::: Data to use

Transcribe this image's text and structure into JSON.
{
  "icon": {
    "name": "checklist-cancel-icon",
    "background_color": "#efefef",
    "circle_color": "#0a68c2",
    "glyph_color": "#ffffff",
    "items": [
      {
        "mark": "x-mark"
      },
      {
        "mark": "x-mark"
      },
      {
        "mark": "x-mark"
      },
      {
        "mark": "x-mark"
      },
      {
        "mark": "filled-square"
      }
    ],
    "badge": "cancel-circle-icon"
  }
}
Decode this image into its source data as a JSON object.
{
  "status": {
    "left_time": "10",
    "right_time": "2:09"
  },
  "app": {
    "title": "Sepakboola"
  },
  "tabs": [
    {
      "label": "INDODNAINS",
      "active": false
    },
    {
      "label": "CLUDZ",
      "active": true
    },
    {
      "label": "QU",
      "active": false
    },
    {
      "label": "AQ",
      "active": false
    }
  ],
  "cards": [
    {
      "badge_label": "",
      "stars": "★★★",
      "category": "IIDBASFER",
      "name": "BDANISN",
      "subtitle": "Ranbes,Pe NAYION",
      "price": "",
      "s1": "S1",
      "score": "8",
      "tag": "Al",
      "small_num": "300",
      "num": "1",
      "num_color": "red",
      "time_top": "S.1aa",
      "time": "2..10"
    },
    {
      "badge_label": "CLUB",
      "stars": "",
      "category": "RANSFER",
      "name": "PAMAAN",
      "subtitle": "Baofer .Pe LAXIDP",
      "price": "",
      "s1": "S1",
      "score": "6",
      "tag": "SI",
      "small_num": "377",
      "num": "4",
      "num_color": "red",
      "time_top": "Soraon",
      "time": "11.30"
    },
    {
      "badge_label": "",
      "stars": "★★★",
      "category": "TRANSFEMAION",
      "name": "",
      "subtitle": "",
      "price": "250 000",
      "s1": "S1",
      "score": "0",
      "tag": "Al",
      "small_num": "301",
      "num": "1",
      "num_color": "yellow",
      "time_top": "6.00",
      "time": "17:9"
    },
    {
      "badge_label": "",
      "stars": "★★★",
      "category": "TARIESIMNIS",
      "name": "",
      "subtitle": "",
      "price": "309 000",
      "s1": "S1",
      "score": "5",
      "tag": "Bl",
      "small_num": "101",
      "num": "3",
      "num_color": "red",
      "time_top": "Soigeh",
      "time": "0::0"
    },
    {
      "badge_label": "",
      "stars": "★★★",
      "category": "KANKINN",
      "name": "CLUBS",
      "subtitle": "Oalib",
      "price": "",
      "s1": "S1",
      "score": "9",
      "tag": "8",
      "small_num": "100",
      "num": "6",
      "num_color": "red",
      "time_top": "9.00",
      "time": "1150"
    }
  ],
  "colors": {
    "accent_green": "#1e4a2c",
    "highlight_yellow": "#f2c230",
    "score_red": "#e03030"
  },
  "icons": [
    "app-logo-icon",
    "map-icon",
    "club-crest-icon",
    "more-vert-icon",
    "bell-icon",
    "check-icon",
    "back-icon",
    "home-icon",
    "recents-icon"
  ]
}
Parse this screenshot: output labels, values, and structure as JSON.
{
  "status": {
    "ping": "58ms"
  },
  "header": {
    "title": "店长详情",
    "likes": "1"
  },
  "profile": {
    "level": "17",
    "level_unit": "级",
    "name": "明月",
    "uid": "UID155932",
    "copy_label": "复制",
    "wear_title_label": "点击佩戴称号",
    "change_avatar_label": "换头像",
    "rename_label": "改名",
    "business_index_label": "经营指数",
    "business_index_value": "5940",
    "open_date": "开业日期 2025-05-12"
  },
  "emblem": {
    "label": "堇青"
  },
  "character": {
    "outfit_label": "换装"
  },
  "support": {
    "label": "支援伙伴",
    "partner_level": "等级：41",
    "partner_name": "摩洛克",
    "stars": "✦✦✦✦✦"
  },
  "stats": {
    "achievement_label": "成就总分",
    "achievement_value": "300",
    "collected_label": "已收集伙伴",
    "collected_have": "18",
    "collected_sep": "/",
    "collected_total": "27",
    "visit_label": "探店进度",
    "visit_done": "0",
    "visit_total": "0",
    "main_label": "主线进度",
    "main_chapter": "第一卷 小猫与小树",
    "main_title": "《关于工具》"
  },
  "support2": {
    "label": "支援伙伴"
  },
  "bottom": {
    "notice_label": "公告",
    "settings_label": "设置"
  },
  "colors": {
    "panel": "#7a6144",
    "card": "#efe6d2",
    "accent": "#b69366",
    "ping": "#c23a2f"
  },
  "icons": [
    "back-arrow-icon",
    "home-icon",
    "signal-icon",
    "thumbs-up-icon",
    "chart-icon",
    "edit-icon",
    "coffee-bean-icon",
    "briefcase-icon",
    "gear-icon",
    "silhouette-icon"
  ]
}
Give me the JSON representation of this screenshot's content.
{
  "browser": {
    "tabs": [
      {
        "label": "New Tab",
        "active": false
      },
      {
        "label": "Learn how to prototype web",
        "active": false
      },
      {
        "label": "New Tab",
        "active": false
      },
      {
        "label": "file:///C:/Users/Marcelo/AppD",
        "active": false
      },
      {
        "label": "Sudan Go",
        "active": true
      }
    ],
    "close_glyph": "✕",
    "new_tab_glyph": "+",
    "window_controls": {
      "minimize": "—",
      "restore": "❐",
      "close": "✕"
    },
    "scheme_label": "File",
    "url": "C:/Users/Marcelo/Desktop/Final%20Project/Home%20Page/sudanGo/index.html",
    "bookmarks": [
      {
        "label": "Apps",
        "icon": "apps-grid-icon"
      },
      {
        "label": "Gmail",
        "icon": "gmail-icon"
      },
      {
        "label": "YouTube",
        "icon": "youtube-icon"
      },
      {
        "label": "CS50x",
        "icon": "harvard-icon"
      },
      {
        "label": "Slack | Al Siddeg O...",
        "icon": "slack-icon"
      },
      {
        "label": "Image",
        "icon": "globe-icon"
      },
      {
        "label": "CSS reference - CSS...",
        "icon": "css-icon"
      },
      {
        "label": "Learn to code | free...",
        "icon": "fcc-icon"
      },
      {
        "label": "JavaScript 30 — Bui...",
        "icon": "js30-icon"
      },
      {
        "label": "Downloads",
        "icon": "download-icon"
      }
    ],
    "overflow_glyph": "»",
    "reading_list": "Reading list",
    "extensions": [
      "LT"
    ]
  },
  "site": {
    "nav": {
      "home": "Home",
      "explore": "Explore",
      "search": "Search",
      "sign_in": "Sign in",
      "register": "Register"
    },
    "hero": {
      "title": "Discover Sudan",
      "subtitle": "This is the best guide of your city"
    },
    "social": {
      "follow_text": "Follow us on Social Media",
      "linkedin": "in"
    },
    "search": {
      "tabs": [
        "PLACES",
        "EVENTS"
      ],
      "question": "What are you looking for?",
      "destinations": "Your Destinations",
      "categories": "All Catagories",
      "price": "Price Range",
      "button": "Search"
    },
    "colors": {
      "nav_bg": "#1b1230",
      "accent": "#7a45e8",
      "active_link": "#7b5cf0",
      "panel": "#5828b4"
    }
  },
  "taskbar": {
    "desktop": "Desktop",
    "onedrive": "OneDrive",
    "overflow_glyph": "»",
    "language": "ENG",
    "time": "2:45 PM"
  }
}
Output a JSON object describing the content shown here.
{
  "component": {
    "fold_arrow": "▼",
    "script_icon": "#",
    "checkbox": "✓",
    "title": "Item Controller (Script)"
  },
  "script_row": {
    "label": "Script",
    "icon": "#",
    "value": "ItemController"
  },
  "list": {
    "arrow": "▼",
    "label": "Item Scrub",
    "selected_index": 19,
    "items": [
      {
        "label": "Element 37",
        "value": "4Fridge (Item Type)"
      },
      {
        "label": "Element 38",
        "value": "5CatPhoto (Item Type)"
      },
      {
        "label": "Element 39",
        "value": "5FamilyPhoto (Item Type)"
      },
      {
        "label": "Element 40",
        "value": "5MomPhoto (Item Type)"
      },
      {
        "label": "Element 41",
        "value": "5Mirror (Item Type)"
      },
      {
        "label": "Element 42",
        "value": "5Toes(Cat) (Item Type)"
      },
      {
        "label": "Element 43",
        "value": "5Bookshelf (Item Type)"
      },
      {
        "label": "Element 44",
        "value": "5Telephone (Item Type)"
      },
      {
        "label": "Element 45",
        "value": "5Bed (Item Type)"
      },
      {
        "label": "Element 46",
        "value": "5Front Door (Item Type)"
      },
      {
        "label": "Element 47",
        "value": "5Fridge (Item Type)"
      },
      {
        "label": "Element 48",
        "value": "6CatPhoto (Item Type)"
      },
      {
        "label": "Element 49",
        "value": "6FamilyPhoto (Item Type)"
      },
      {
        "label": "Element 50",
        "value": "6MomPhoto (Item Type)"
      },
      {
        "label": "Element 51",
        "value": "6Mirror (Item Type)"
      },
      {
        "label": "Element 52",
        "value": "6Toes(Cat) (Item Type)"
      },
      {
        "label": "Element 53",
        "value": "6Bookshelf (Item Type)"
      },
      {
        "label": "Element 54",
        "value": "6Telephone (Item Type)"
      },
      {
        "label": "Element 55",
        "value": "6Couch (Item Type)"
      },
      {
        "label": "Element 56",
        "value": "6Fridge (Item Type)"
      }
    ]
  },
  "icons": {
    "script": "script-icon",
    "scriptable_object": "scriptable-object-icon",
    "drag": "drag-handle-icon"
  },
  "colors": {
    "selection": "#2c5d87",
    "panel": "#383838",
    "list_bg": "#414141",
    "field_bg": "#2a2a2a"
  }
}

::::::

Count how many lines in the data above hold the string "Learn", and give the number with no other words.

#### Exercise output
2